Requirement
Every line that holds "structured" should be shown.

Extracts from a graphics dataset
** start **

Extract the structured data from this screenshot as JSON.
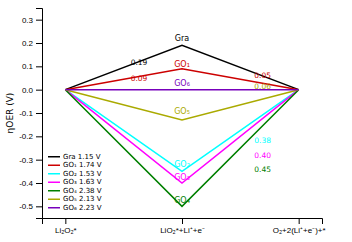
{
  "chart_data": {
    "type": "line",
    "categories": [
      "Li₂O₂*",
      "LiO₂*+Li⁺+e⁻",
      "O₂+2(Li⁺+e⁻)+*"
    ],
    "ylabel": "ηOER (V)",
    "ylim": [
      -0.55,
      0.35
    ],
    "yticks": [
      -0.5,
      -0.4,
      -0.3,
      -0.2,
      -0.1,
      {
        "value": 0.0,
        "label": "0.0"
      },
      0.1,
      0.2,
      0.3
    ],
    "series": [
      {
        "name": "Gra 1.15 V",
        "color": "black",
        "values": [
          0.0,
          0.19,
          0.0
        ]
      },
      {
        "name": "GO₁ 1.74 V",
        "color": "#cc0000",
        "values": [
          0.0,
          0.09,
          0.0
        ]
      },
      {
        "name": "GO₂ 1.53 V",
        "color": "cyan",
        "values": [
          0.0,
          -0.35,
          0.0
        ]
      },
      {
        "name": "GO₃ 1.63 V",
        "color": "magenta",
        "values": [
          0.0,
          -0.4,
          0.0
        ]
      },
      {
        "name": "GO₄ 2.38 V",
        "color": "green",
        "values": [
          0.0,
          -0.5,
          0.0
        ]
      },
      {
        "name": "GO₅ 2.13 V",
        "color": "#aaaa00",
        "values": [
          0.0,
          -0.13,
          0.0
        ]
      },
      {
        "name": "GO₆ 2.23 V",
        "color": "#7700bb",
        "values": [
          0.0,
          0.0,
          0.0
        ]
      }
    ],
    "annotations": [
      {
        "text": "Gra",
        "x": 1.0,
        "y": 0.22,
        "color": "black"
      },
      {
        "text": "GO₁",
        "x": 1.0,
        "y": 0.11,
        "color": "#cc0000"
      },
      {
        "text": "GO₆",
        "x": 1.0,
        "y": 0.025,
        "color": "#7700bb"
      },
      {
        "text": "GO₅",
        "x": 1.0,
        "y": -0.095,
        "color": "#aaaa00"
      },
      {
        "text": "GO₂",
        "x": 1.0,
        "y": -0.32,
        "color": "cyan"
      },
      {
        "text": "GO₃",
        "x": 1.0,
        "y": -0.375,
        "color": "magenta"
      },
      {
        "text": "GO₄",
        "x": 1.0,
        "y": -0.475,
        "color": "green"
      },
      {
        "text": "0.19",
        "x": 0.56,
        "y": 0.115,
        "color": "black"
      },
      {
        "text": "0.09",
        "x": 0.56,
        "y": 0.045,
        "color": "#cc0000"
      },
      {
        "text": "0.05",
        "x": 1.62,
        "y": 0.06,
        "color": "#cc0000"
      },
      {
        "text": "0.06",
        "x": 1.62,
        "y": 0.01,
        "color": "#aaaa00"
      },
      {
        "text": "0.38",
        "x": 1.62,
        "y": -0.22,
        "color": "cyan"
      },
      {
        "text": "0.40",
        "x": 1.62,
        "y": -0.285,
        "color": "magenta"
      },
      {
        "text": "0.45",
        "x": 1.62,
        "y": -0.345,
        "color": "green"
      }
    ],
    "legend": "lower left",
    "grid": false
  }
}
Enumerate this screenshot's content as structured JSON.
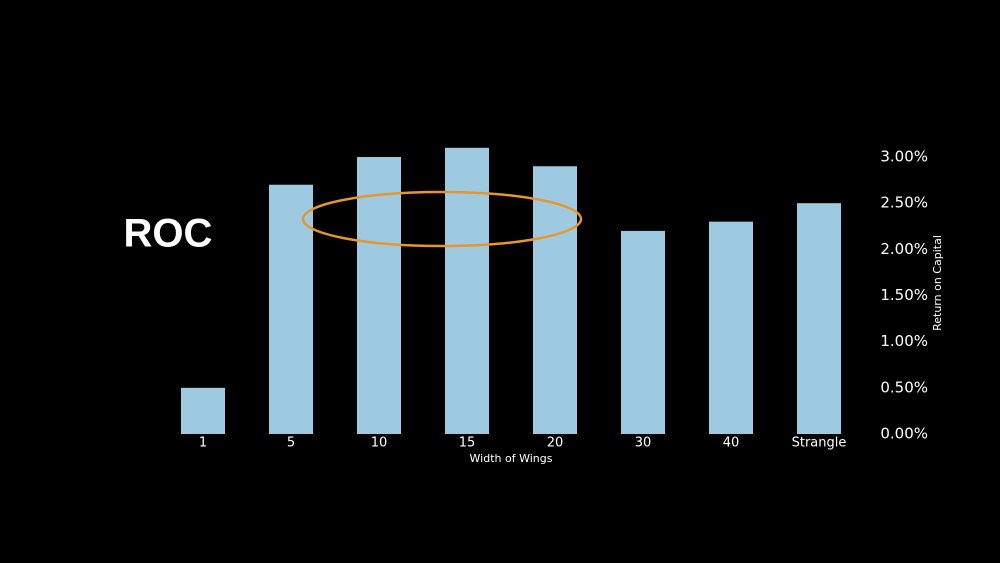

** end **

Exercise response
Extract the structured data from this screenshot as JSON.
Enumerate this screenshot's content as structured JSON.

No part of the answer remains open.